▶ **INPUT DATA**
<<<<

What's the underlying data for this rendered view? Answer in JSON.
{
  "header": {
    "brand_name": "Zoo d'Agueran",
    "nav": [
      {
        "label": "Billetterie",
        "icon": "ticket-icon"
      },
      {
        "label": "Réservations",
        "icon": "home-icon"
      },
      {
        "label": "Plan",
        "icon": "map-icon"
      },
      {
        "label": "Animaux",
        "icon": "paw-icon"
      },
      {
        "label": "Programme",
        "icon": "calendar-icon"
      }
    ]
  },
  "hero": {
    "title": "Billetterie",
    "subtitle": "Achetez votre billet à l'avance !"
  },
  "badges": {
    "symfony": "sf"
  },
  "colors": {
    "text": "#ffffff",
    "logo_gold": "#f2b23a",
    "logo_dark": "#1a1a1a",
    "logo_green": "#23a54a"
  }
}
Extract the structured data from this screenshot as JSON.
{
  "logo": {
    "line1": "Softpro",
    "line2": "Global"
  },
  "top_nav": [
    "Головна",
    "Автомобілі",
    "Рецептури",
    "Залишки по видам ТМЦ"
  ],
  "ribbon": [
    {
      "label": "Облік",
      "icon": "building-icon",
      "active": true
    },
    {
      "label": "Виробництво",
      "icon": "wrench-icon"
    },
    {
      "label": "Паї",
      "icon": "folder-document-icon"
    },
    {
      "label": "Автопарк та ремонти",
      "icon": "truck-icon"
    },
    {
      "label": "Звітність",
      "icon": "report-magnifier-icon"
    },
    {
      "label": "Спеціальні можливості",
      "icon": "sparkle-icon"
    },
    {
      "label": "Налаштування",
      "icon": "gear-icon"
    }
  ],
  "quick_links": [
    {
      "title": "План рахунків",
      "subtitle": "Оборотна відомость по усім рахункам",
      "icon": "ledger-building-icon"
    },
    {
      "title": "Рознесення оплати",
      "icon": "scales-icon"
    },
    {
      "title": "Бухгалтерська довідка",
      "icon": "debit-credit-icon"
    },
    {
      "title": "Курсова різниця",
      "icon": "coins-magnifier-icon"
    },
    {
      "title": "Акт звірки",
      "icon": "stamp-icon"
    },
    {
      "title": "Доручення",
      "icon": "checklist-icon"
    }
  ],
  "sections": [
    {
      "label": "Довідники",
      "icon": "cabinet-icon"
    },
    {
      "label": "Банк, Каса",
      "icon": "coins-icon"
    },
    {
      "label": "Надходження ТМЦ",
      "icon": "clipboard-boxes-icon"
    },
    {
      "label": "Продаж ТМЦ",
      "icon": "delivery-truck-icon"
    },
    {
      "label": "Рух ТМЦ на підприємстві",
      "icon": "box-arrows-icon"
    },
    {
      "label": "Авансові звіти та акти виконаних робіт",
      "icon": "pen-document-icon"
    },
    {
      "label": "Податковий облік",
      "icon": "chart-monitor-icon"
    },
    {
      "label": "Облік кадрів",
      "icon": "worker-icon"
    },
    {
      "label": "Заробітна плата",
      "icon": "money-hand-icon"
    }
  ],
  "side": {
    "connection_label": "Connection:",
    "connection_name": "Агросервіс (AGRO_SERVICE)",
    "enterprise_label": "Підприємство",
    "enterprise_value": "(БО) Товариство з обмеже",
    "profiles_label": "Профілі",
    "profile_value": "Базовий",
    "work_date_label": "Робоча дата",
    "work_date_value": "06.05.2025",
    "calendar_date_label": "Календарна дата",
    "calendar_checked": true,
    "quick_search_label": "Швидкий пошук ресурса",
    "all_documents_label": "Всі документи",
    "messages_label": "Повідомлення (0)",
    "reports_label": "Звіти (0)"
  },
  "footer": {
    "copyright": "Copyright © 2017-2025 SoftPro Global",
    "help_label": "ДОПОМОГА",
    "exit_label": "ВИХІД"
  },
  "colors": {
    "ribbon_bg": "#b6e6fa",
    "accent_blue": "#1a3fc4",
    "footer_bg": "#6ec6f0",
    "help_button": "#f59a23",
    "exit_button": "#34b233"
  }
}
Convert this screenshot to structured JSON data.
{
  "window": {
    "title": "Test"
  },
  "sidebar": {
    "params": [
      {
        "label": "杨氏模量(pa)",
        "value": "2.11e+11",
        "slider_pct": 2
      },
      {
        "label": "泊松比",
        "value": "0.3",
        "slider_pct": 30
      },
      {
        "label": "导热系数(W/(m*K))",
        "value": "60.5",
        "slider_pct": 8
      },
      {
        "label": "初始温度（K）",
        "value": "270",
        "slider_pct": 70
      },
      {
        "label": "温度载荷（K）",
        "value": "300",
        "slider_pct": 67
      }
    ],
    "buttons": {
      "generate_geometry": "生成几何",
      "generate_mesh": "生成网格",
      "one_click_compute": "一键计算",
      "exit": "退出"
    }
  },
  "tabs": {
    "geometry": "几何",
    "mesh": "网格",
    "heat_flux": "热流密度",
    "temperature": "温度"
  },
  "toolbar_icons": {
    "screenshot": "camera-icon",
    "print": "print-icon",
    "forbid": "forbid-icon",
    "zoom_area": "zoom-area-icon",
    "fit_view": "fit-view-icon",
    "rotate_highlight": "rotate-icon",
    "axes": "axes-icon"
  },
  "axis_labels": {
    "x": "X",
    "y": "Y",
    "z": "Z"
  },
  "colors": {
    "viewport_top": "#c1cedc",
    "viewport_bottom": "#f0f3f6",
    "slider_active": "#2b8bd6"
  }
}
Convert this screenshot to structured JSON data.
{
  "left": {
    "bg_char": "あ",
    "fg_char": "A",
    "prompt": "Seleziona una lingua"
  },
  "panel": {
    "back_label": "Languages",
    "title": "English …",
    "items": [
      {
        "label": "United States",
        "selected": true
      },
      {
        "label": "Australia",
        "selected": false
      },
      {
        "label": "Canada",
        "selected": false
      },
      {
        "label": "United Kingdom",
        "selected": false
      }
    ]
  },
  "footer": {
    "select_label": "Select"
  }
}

>>>>

▶ **WHAT TO DO**
Quote every line of the data, word for word.

▶ **EXERCISE RESULT**
What's the underlying data for this rendered view? Answer in JSON.
{
  "header": {
    "brand_name": "Zoo d'Agueran",
    "nav": [
      {
        "label": "Billetterie",
        "icon": "ticket-icon"
      },
      {
        "label": "Réservations",
        "icon": "home-icon"
      },
      {
        "label": "Plan",
        "icon": "map-icon"
      },
      {
        "label": "Animaux",
        "icon": "paw-icon"
      },
      {
        "label": "Programme",
        "icon": "calendar-icon"
      }
    ]
  },
  "hero": {
    "title": "Billetterie",
    "subtitle": "Achetez votre billet à l'avance !"
  },
  "badges": {
    "symfony": "sf"
  },
  "colors": {
    "text": "#ffffff",
    "logo_gold": "#f2b23a",
    "logo_dark": "#1a1a1a",
    "logo_green": "#23a54a"
  }
}
Extract the structured data from this screenshot as JSON.
{
  "logo": {
    "line1": "Softpro",
    "line2": "Global"
  },
  "top_nav": [
    "Головна",
    "Автомобілі",
    "Рецептури",
    "Залишки по видам ТМЦ"
  ],
  "ribbon": [
    {
      "label": "Облік",
      "icon": "building-icon",
      "active": true
    },
    {
      "label": "Виробництво",
      "icon": "wrench-icon"
    },
    {
      "label": "Паї",
      "icon": "folder-document-icon"
    },
    {
      "label": "Автопарк та ремонти",
      "icon": "truck-icon"
    },
    {
      "label": "Звітність",
      "icon": "report-magnifier-icon"
    },
    {
      "label": "Спеціальні можливості",
      "icon": "sparkle-icon"
    },
    {
      "label": "Налаштування",
      "icon": "gear-icon"
    }
  ],
  "quick_links": [
    {
      "title": "План рахунків",
      "subtitle": "Оборотна відомость по усім рахункам",
      "icon": "ledger-building-icon"
    },
    {
      "title": "Рознесення оплати",
      "icon": "scales-icon"
    },
    {
      "title": "Бухгалтерська довідка",
      "icon": "debit-credit-icon"
    },
    {
      "title": "Курсова різниця",
      "icon": "coins-magnifier-icon"
    },
    {
      "title": "Акт звірки",
      "icon": "stamp-icon"
    },
    {
      "title": "Доручення",
      "icon": "checklist-icon"
    }
  ],
  "sections": [
    {
      "label": "Довідники",
      "icon": "cabinet-icon"
    },
    {
      "label": "Банк, Каса",
      "icon": "coins-icon"
    },
    {
      "label": "Надходження ТМЦ",
      "icon": "clipboard-boxes-icon"
    },
    {
      "label": "Продаж ТМЦ",
      "icon": "delivery-truck-icon"
    },
    {
      "label": "Рух ТМЦ на підприємстві",
      "icon": "box-arrows-icon"
    },
    {
      "label": "Авансові звіти та акти виконаних робіт",
      "icon": "pen-document-icon"
    },
    {
      "label": "Податковий облік",
      "icon": "chart-monitor-icon"
    },
    {
      "label": "Облік кадрів",
      "icon": "worker-icon"
    },
    {
      "label": "Заробітна плата",
      "icon": "money-hand-icon"
    }
  ],
  "side": {
    "connection_label": "Connection:",
    "connection_name": "Агросервіс (AGRO_SERVICE)",
    "enterprise_label": "Підприємство",
    "enterprise_value": "(БО) Товариство з обмеже",
    "profiles_label": "Профілі",
    "profile_value": "Базовий",
    "work_date_label": "Робоча дата",
    "work_date_value": "06.05.2025",
    "calendar_date_label": "Календарна дата",
    "calendar_checked": true,
    "quick_search_label": "Швидкий пошук ресурса",
    "all_documents_label": "Всі документи",
    "messages_label": "Повідомлення (0)",
    "reports_label": "Звіти (0)"
  },
  "footer": {
    "copyright": "Copyright © 2017-2025 SoftPro Global",
    "help_label": "ДОПОМОГА",
    "exit_label": "ВИХІД"
  },
  "colors": {
    "ribbon_bg": "#b6e6fa",
    "accent_blue": "#1a3fc4",
    "footer_bg": "#6ec6f0",
    "help_button": "#f59a23",
    "exit_button": "#34b233"
  }
}
Convert this screenshot to structured JSON data.
{
  "window": {
    "title": "Test"
  },
  "sidebar": {
    "params": [
      {
        "label": "杨氏模量(pa)",
        "value": "2.11e+11",
        "slider_pct": 2
      },
      {
        "label": "泊松比",
        "value": "0.3",
        "slider_pct": 30
      },
      {
        "label": "导热系数(W/(m*K))",
        "value": "60.5",
        "slider_pct": 8
      },
      {
        "label": "初始温度（K）",
        "value": "270",
        "slider_pct": 70
      },
      {
        "label": "温度载荷（K）",
        "value": "300",
        "slider_pct": 67
      }
    ],
    "buttons": {
      "generate_geometry": "生成几何",
      "generate_mesh": "生成网格",
      "one_click_compute": "一键计算",
      "exit": "退出"
    }
  },
  "tabs": {
    "geometry": "几何",
    "mesh": "网格",
    "heat_flux": "热流密度",
    "temperature": "温度"
  },
  "toolbar_icons": {
    "screenshot": "camera-icon",
    "print": "print-icon",
    "forbid": "forbid-icon",
    "zoom_area": "zoom-area-icon",
    "fit_view": "fit-view-icon",
    "rotate_highlight": "rotate-icon",
    "axes": "axes-icon"
  },
  "axis_labels": {
    "x": "X",
    "y": "Y",
    "z": "Z"
  },
  "colors": {
    "viewport_top": "#c1cedc",
    "viewport_bottom": "#f0f3f6",
    "slider_active": "#2b8bd6"
  }
}
Convert this screenshot to structured JSON data.
{
  "left": {
    "bg_char": "あ",
    "fg_char": "A",
    "prompt": "Seleziona una lingua"
  },
  "panel": {
    "back_label": "Languages",
    "title": "English …",
    "items": [
      {
        "label": "United States",
        "selected": true
      },
      {
        "label": "Australia",
        "selected": false
      },
      {
        "label": "Canada",
        "selected": false
      },
      {
        "label": "United Kingdom",
        "selected": false
      }
    ]
  },
  "footer": {
    "select_label": "Select"
  }
}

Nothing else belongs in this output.